*The request:* Write the records out again, precisely as they stand.

*Records for this task:*
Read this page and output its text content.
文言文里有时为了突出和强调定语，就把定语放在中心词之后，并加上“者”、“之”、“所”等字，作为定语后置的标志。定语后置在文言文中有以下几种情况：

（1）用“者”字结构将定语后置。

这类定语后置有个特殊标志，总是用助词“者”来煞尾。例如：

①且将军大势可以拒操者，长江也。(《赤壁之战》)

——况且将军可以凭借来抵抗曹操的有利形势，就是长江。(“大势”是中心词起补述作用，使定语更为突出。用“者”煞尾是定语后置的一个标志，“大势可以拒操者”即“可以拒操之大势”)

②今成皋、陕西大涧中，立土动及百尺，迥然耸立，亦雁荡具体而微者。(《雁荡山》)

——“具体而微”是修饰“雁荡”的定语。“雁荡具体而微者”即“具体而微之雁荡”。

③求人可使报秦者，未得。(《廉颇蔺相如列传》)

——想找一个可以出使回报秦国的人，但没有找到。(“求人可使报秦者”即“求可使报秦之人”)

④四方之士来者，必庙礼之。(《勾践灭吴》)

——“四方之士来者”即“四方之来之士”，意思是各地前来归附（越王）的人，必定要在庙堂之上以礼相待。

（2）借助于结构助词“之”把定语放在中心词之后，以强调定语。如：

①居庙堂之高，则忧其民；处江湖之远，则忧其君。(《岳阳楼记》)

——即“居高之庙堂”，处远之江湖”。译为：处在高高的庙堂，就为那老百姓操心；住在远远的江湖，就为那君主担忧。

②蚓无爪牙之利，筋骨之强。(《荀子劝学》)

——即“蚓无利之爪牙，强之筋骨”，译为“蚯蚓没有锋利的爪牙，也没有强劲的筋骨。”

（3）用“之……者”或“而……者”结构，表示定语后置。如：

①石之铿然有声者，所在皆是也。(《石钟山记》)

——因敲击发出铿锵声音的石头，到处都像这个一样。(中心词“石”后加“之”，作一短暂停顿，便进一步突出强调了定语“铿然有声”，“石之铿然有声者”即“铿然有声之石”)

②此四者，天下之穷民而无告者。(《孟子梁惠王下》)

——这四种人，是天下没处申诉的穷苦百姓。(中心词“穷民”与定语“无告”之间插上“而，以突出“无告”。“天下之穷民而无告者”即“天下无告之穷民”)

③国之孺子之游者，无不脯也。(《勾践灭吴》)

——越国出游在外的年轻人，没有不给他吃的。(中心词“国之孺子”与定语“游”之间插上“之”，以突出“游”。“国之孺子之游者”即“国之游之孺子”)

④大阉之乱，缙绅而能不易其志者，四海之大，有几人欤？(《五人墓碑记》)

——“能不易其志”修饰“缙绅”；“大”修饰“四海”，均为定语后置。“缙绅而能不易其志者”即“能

*Completed task:*
Read this page and output its text content.
文言文里有时为了突出和强调定语，就把定语放在中心词之后，并加上“者”、“之”、“所”等字，作为定语后置的标志。定语后置在文言文中有以下几种情况：

（1）用“者”字结构将定语后置。

这类定语后置有个特殊标志，总是用助词“者”来煞尾。例如：

①且将军大势可以拒操者，长江也。(《赤壁之战》)

——况且将军可以凭借来抵抗曹操的有利形势，就是长江。(“大势”是中心词起补述作用，使定语更为突出。用“者”煞尾是定语后置的一个标志，“大势可以拒操者”即“可以拒操之大势”)

②今成皋、陕西大涧中，立土动及百尺，迥然耸立，亦雁荡具体而微者。(《雁荡山》)

——“具体而微”是修饰“雁荡”的定语。“雁荡具体而微者”即“具体而微之雁荡”。

③求人可使报秦者，未得。(《廉颇蔺相如列传》)

——想找一个可以出使回报秦国的人，但没有找到。(“求人可使报秦者”即“求可使报秦之人”)

④四方之士来者，必庙礼之。(《勾践灭吴》)

——“四方之士来者”即“四方之来之士”，意思是各地前来归附（越王）的人，必定要在庙堂之上以礼相待。

（2）借助于结构助词“之”把定语放在中心词之后，以强调定语。如：

①居庙堂之高，则忧其民；处江湖之远，则忧其君。(《岳阳楼记》)

——即“居高之庙堂”，处远之江湖”。译为：处在高高的庙堂，就为那老百姓操心；住在远远的江湖，就为那君主担忧。

②蚓无爪牙之利，筋骨之强。(《荀子劝学》)

——即“蚓无利之爪牙，强之筋骨”，译为“蚯蚓没有锋利的爪牙，也没有强劲的筋骨。”

（3）用“之……者”或“而……者”结构，表示定语后置。如：

①石之铿然有声者，所在皆是也。(《石钟山记》)

——因敲击发出铿锵声音的石头，到处都像这个一样。(中心词“石”后加“之”，作一短暂停顿，便进一步突出强调了定语“铿然有声”，“石之铿然有声者”即“铿然有声之石”)

②此四者，天下之穷民而无告者。(《孟子梁惠王下》)

——这四种人，是天下没处申诉的穷苦百姓。(中心词“穷民”与定语“无告”之间插上“而，以突出“无告”。“天下之穷民而无告者”即“天下无告之穷民”)

③国之孺子之游者，无不脯也。(《勾践灭吴》)

——越国出游在外的年轻人，没有不给他吃的。(中心词“国之孺子”与定语“游”之间插上“之”，以突出“游”。“国之孺子之游者”即“国之游之孺子”)

④大阉之乱，缙绅而能不易其志者，四海之大，有几人欤？(《五人墓碑记》)

——“能不易其志”修饰“缙绅”；“大”修饰“四海”，均为定语后置。“缙绅而能不易其志者”即“能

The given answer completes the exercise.